── Provided material ──

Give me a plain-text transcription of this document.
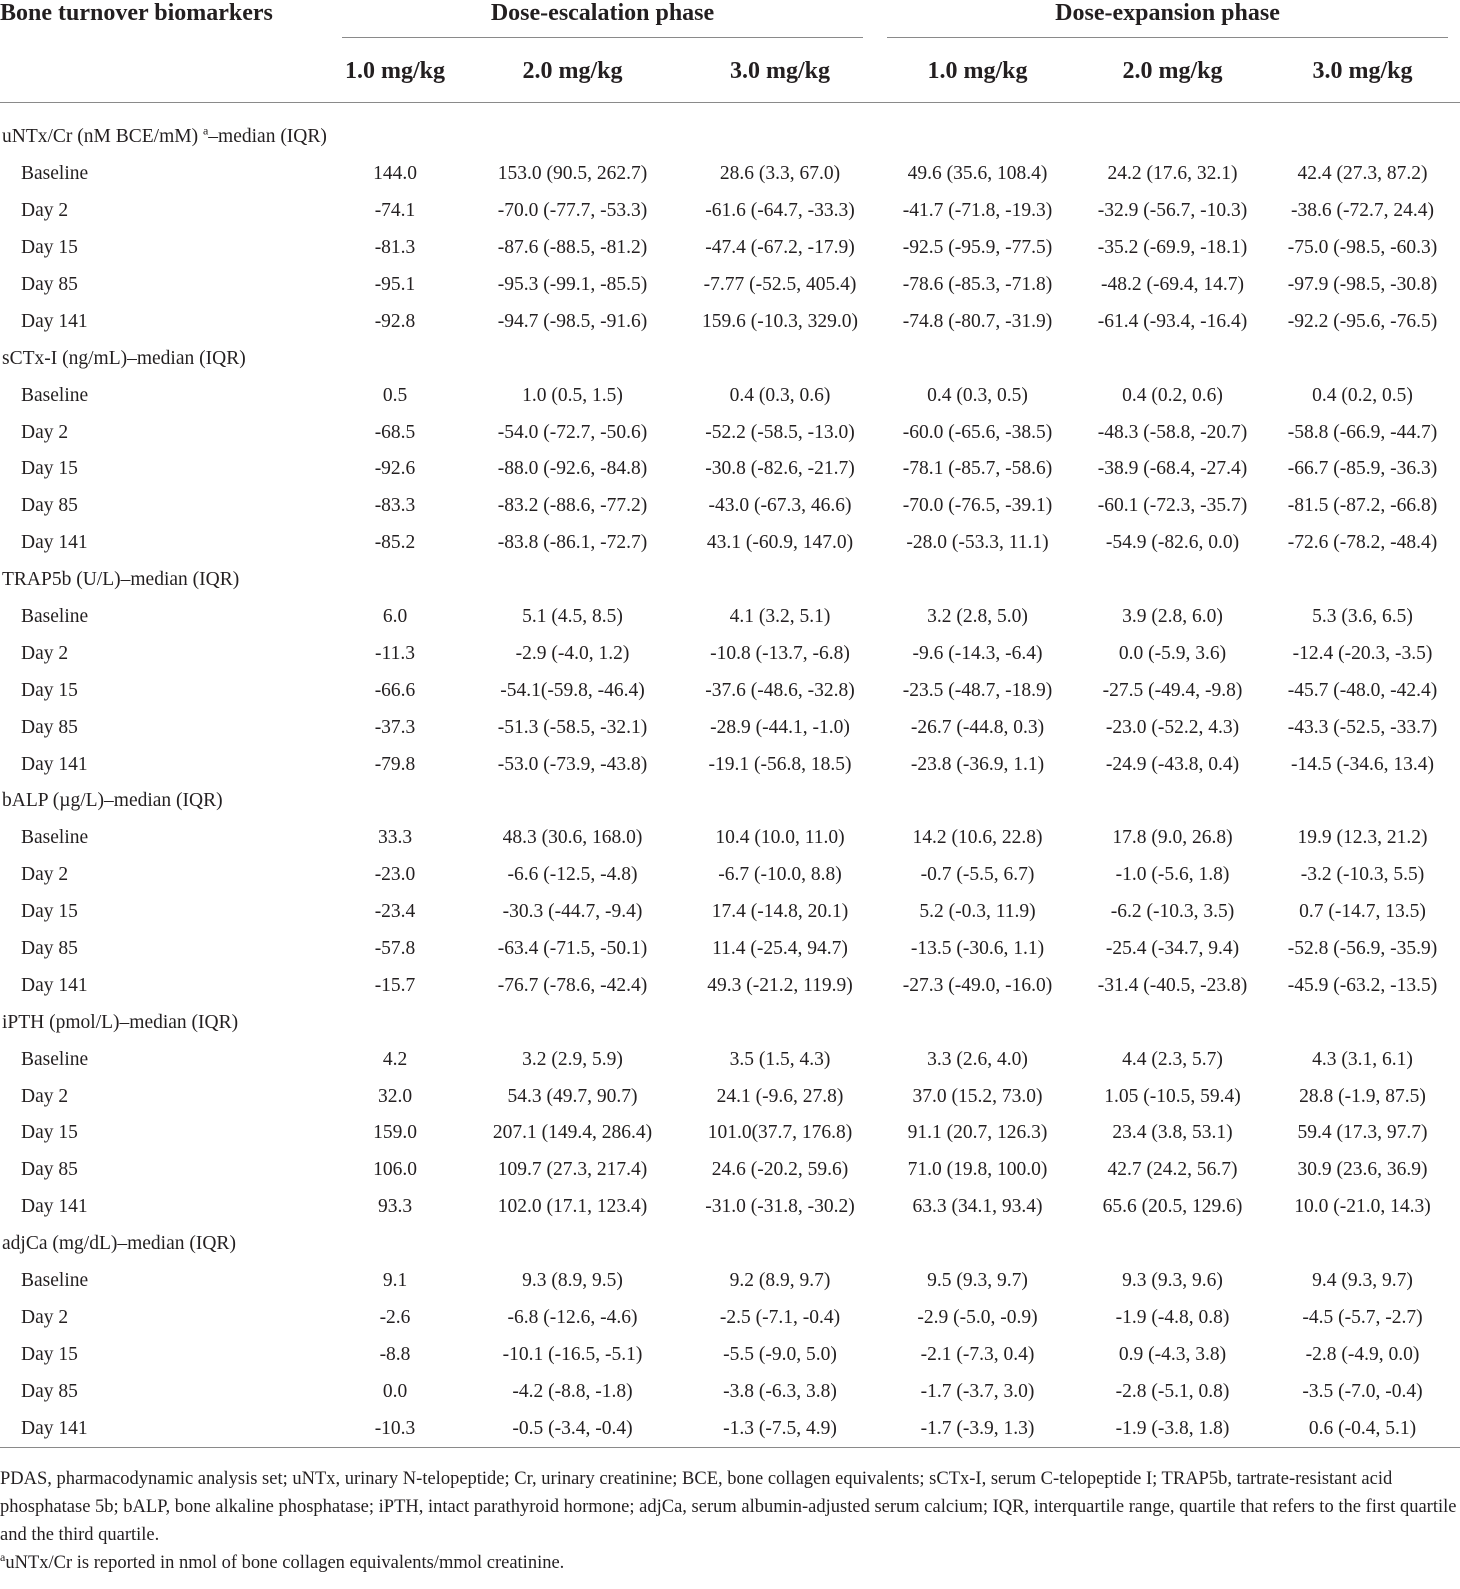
Bone turnover biomarkers	Dose-escalation phase			Dose-expansion phase		

	1.0 mg/kg	2.0 mg/kg	3.0 mg/kg	1.0 mg/kg	2.0 mg/kg	3.0 mg/kg
uNTx/Cr (nM BCE/mM) $^a$–median (IQR)						
Baseline	144.0	153.0 (90.5, 262.7)	28.6 (3.3, 67.0)	49.6 (35.6, 108.4)	24.2 (17.6, 32.1)	42.4 (27.3, 87.2)
Day 2	-74.1	-70.0 (-77.7, -53.3)	-61.6 (-64.7, -33.3)	-41.7 (-71.8, -19.3)	-32.9 (-56.7, -10.3)	-38.6 (-72.7, 24.4)
Day 15	-81.3	-87.6 (-88.5, -81.2)	-47.4 (-67.2, -17.9)	-92.5 (-95.9, -77.5)	-35.2 (-69.9, -18.1)	-75.0 (-98.5, -60.3)
Day 85	-95.1	-95.3 (-99.1, -85.5)	-7.77 (-52.5, 405.4)	-78.6 (-85.3, -71.8)	-48.2 (-69.4, 14.7)	-97.9 (-98.5, -30.8)
Day 141	-92.8	-94.7 (-98.5, -91.6)	159.6 (-10.3, 329.0)	-74.8 (-80.7, -31.9)	-61.4 (-93.4, -16.4)	-92.2 (-95.6, -76.5)
sCTx-I (ng/mL)–median (IQR)						
Baseline	0.5	1.0 (0.5, 1.5)	0.4 (0.3, 0.6)	0.4 (0.3, 0.5)	0.4 (0.2, 0.6)	0.4 (0.2, 0.5)
Day 2	-68.5	-54.0 (-72.7, -50.6)	-52.2 (-58.5, -13.0)	-60.0 (-65.6, -38.5)	-48.3 (-58.8, -20.7)	-58.8 (-66.9, -44.7)
Day 15	-92.6	-88.0 (-92.6, -84.8)	-30.8 (-82.6, -21.7)	-78.1 (-85.7, -58.6)	-38.9 (-68.4, -27.4)	-66.7 (-85.9, -36.3)
Day 85	-83.3	-83.2 (-88.6, -77.2)	-43.0 (-67.3, 46.6)	-70.0 (-76.5, -39.1)	-60.1 (-72.3, -35.7)	-81.5 (-87.2, -66.8)
Day 141	-85.2	-83.8 (-86.1, -72.7)	43.1 (-60.9, 147.0)	-28.0 (-53.3, 11.1)	-54.9 (-82.6, 0.0)	-72.6 (-78.2, -48.4)
TRAP5b (U/L)–median (IQR)						
Baseline	6.0	5.1 (4.5, 8.5)	4.1 (3.2, 5.1)	3.2 (2.8, 5.0)	3.9 (2.8, 6.0)	5.3 (3.6, 6.5)
Day 2	-11.3	-2.9 (-4.0, 1.2)	-10.8 (-13.7, -6.8)	-9.6 (-14.3, -6.4)	0.0 (-5.9, 3.6)	-12.4 (-20.3, -3.5)
Day 15	-66.6	-54.1(-59.8, -46.4)	-37.6 (-48.6, -32.8)	-23.5 (-48.7, -18.9)	-27.5 (-49.4, -9.8)	-45.7 (-48.0, -42.4)
Day 85	-37.3	-51.3 (-58.5, -32.1)	-28.9 (-44.1, -1.0)	-26.7 (-44.8, 0.3)	-23.0 (-52.2, 4.3)	-43.3 (-52.5, -33.7)
Day 141	-79.8	-53.0 (-73.9, -43.8)	-19.1 (-56.8, 18.5)	-23.8 (-36.9, 1.1)	-24.9 (-43.8, 0.4)	-14.5 (-34.6, 13.4)
bALP (µg/L)–median (IQR)						
Baseline	33.3	48.3 (30.6, 168.0)	10.4 (10.0, 11.0)	14.2 (10.6, 22.8)	17.8 (9.0, 26.8)	19.9 (12.3, 21.2)
Day 2	-23.0	-6.6 (-12.5, -4.8)	-6.7 (-10.0, 8.8)	-0.7 (-5.5, 6.7)	-1.0 (-5.6, 1.8)	-3.2 (-10.3, 5.5)
Day 15	-23.4	-30.3 (-44.7, -9.4)	17.4 (-14.8, 20.1)	5.2 (-0.3, 11.9)	-6.2 (-10.3, 3.5)	0.7 (-14.7, 13.5)
Day 85	-57.8	-63.4 (-71.5, -50.1)	11.4 (-25.4, 94.7)	-13.5 (-30.6, 1.1)	-25.4 (-34.7, 9.4)	-52.8 (-56.9, -35.9)
Day 141	-15.7	-76.7 (-78.6, -42.4)	49.3 (-21.2, 119.9)	-27.3 (-49.0, -16.0)	-31.4 (-40.5, -23.8)	-45.9 (-63.2, -13.5)
iPTH (pmol/L)–median (IQR)						
Baseline	4.2	3.2 (2.9, 5.9)	3.5 (1.5, 4.3)	3.3 (2.6, 4.0)	4.4 (2.3, 5.7)	4.3 (3.1, 6.1)
Day 2	32.0	54.3 (49.7, 90.7)	24.1 (-9.6, 27.8)	37.0 (15.2, 73.0)	1.05 (-10.5, 59.4)	28.8 (-1.9, 87.5)
Day 15	159.0	207.1 (149.4, 286.4)	101.0(37.7, 176.8)	91.1 (20.7, 126.3)	23.4 (3.8, 53.1)	59.4 (17.3, 97.7)
Day 85	106.0	109.7 (27.3, 217.4)	24.6 (-20.2, 59.6)	71.0 (19.8, 100.0)	42.7 (24.2, 56.7)	30.9 (23.6, 36.9)
Day 141	93.3	102.0 (17.1, 123.4)	-31.0 (-31.8, -30.2)	63.3 (34.1, 93.4)	65.6 (20.5, 129.6)	10.0 (-21.0, 14.3)
adjCa (mg/dL)–median (IQR)						
Baseline	9.1	9.3 (8.9, 9.5)	9.2 (8.9, 9.7)	9.5 (9.3, 9.7)	9.3 (9.3, 9.6)	9.4 (9.3, 9.7)
Day 2	-2.6	-6.8 (-12.6, -4.6)	-2.5 (-7.1, -0.4)	-2.9 (-5.0, -0.9)	-1.9 (-4.8, 0.8)	-4.5 (-5.7, -2.7)
Day 15	-8.8	-10.1 (-16.5, -5.1)	-5.5 (-9.0, 5.0)	-2.1 (-7.3, 0.4)	0.9 (-4.3, 3.8)	-2.8 (-4.9, 0.0)
Day 85	0.0	-4.2 (-8.8, -1.8)	-3.8 (-6.3, 3.8)	-1.7 (-3.7, 3.0)	-2.8 (-5.1, 0.8)	-3.5 (-7.0, -0.4)
Day 141	-10.3	-0.5 (-3.4, -0.4)	-1.3 (-7.5, 4.9)	-1.7 (-3.9, 1.3)	-1.9 (-3.8, 1.8)	0.6 (-0.4, 5.1)

PDAS, pharmacodynamic analysis set; uNTx, urinary N-telopeptide; Cr, urinary creatinine; BCE, bone collagen equivalents; sCTx-I, serum C-telopeptide I; TRAP5b, tartrate-resistant acid phosphatase 5b; bALP, bone alkaline phosphatase; iPTH, intact parathyroid hormone; adjCa, serum albumin-adjusted serum calcium; IQR, interquartile range, quartile that refers to the first quartile and the third quartile.

$^a$uNTx/Cr is reported in nmol of bone collagen equivalents/mmol creatinine.
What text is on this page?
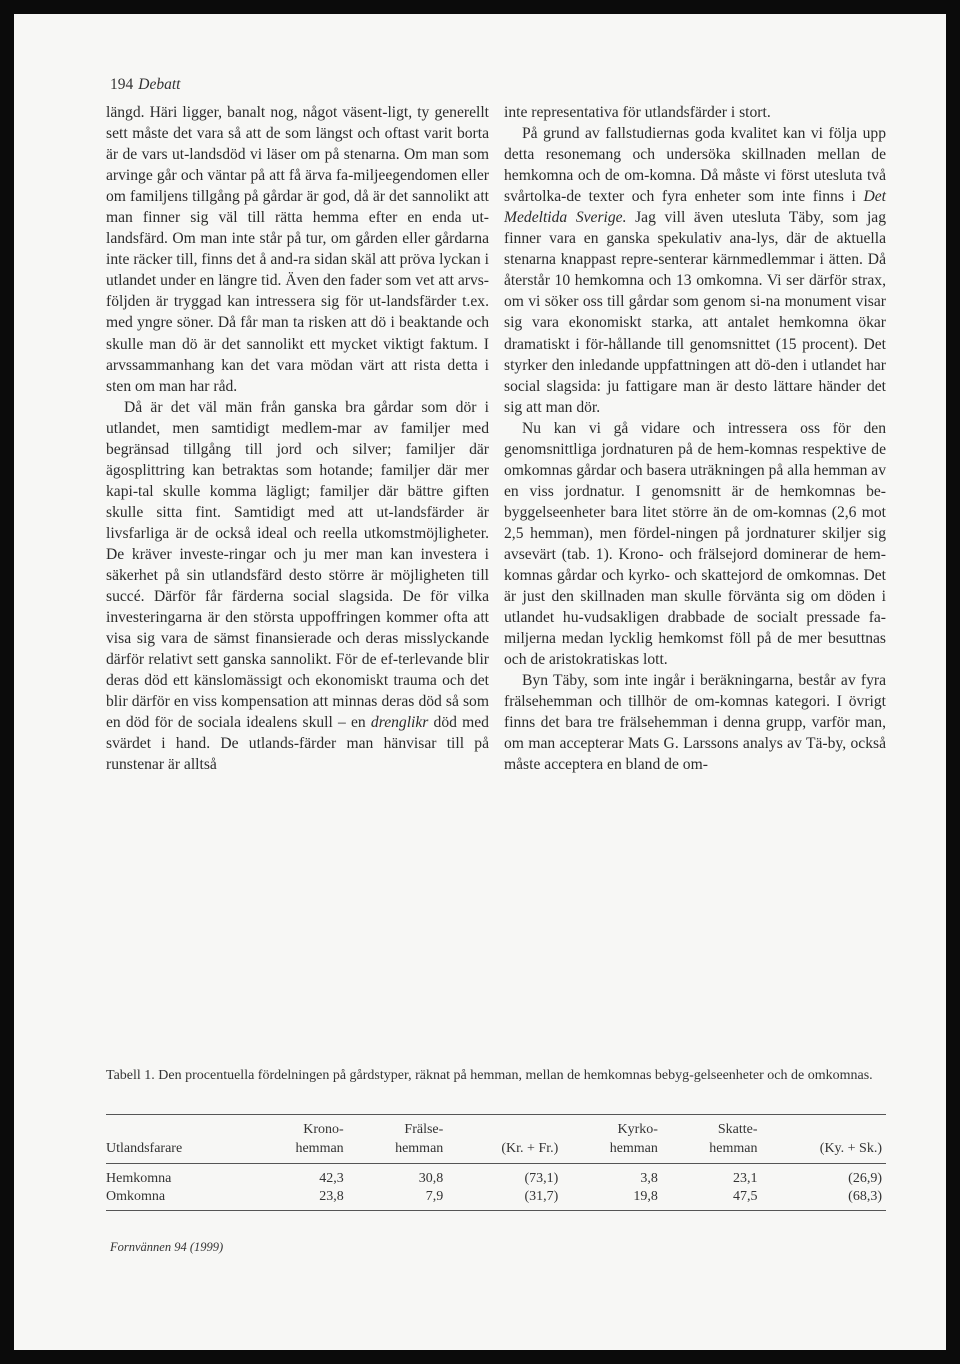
194 Debatt

längd. Häri ligger, banalt nog, något väsent-ligt, ty generellt sett måste det vara så att de som längst och oftast varit borta är de vars ut-landsdöd vi läser om på stenarna. Om man som arvinge går och väntar på att få ärva fa-miljeegendomen eller om familjens tillgång på gårdar är god, då är det sannolikt att man finner sig väl till rätta hemma efter en enda ut-landsfärd. Om man inte står på tur, om gården eller gårdarna inte räcker till, finns det å and-ra sidan skäl att pröva lyckan i utlandet under en längre tid. Även den fader som vet att arvs-följden är tryggad kan intressera sig för ut-landsfärder t.ex. med yngre söner. Då får man ta risken att dö i beaktande och skulle man dö är det sannolikt ett mycket viktigt faktum. I arvssammanhang kan det vara mödan värt att rista detta i sten om man har råd.

Då är det väl män från ganska bra gårdar som dör i utlandet, men samtidigt medlem-mar av familjer med begränsad tillgång till jord och silver; familjer där ägosplittring kan betraktas som hotande; familjer där mer kapi-tal skulle komma lägligt; familjer där bättre giften skulle sitta fint. Samtidigt med att ut-landsfärder är livsfarliga är de också ideal och reella utkomstmöjligheter. De kräver investe-ringar och ju mer man kan investera i säkerhet på sin utlandsfärd desto större är möjligheten till succé. Därför får färderna social slagsida. De för vilka investeringarna är den största uppoffringen kommer ofta att visa sig vara de sämst finansierade och deras misslyckande därför relativt sett ganska sannolikt. För de ef-terlevande blir deras död ett känslomässigt och ekonomiskt trauma och det blir därför en viss kompensation att minnas deras död så som en död för de sociala idealens skull – en drenglikr död med svärdet i hand. De utlands-färder man hänvisar till på runstenar är alltså

inte representativa för utlandsfärder i stort.

På grund av fallstudiernas goda kvalitet kan vi följa upp detta resonemang och undersöka skillnaden mellan de hemkomna och de om-komna. Då måste vi först utesluta två svårtolka-de texter och fyra enheter som inte finns i Det Medeltida Sverige. Jag vill även utesluta Täby, som jag finner vara en ganska spekulativ ana-lys, där de aktuella stenarna knappast repre-senterar kärnmedlemmar i ätten. Då återstår 10 hemkomna och 13 omkomna. Vi ser därför strax, om vi söker oss till gårdar som genom si-na monument visar sig vara ekonomiskt starka, att antalet hemkomna ökar dramatiskt i för-hållande till genomsnittet (15 procent). Det styrker den inledande uppfattningen att dö-den i utlandet har social slagsida: ju fattigare man är desto lättare händer det sig att man dör.

Nu kan vi gå vidare och intressera oss för den genomsnittliga jordnaturen på de hem-komnas respektive de omkomnas gårdar och basera uträkningen på alla hemman av en viss jordnatur. I genomsnitt är de hemkomnas be-byggelseenheter bara litet större än de om-komnas (2,6 mot 2,5 hemman), men fördel-ningen på jordnaturer skiljer sig avsevärt (tab. 1). Krono- och frälsejord dominerar de hem-komnas gårdar och kyrko- och skattejord de omkomnas. Det är just den skillnaden man skulle förvänta sig om döden i utlandet hu-vudsakligen drabbade de socialt pressade fa-miljerna medan lycklig hemkomst föll på de mer besuttnas och de aristokratiskas lott.

Byn Täby, som inte ingår i beräkningarna, består av fyra frälsehemman och tillhör de om-komnas kategori. I övrigt finns det bara tre frälsehemman i denna grupp, varför man, om man accepterar Mats G. Larssons analys av Tä-by, också måste acceptera en bland de om-

Tabell 1. Den procentuella fördelningen på gårdstyper, räknat på hemman, mellan de hemkomnas bebyg-gelseenheter och de omkomnas.
	Krono-	Frälse-		Kyrko-	Skatte-	
Utlandsfarare	hemman	hemman	(Kr. + Fr.)	hemman	hemman	(Ky. + Sk.)
Hemkomna	42,3	30,8	(73,1)	3,8	23,1	(26,9)
Omkomna	23,8	7,9	(31,7)	19,8	47,5	(68,3)
Fornvännen 94 (1999)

───

Your objective: Where a line of the records includes "median", copy it.

Task response:
uNTx/Cr (nM BCE/mM) $^a$–median (IQR)						
sCTx-I (ng/mL)–median (IQR)						
TRAP5b (U/L)–median (IQR)						
bALP (µg/L)–median (IQR)						
iPTH (pmol/L)–median (IQR)						
adjCa (mg/dL)–median (IQR)						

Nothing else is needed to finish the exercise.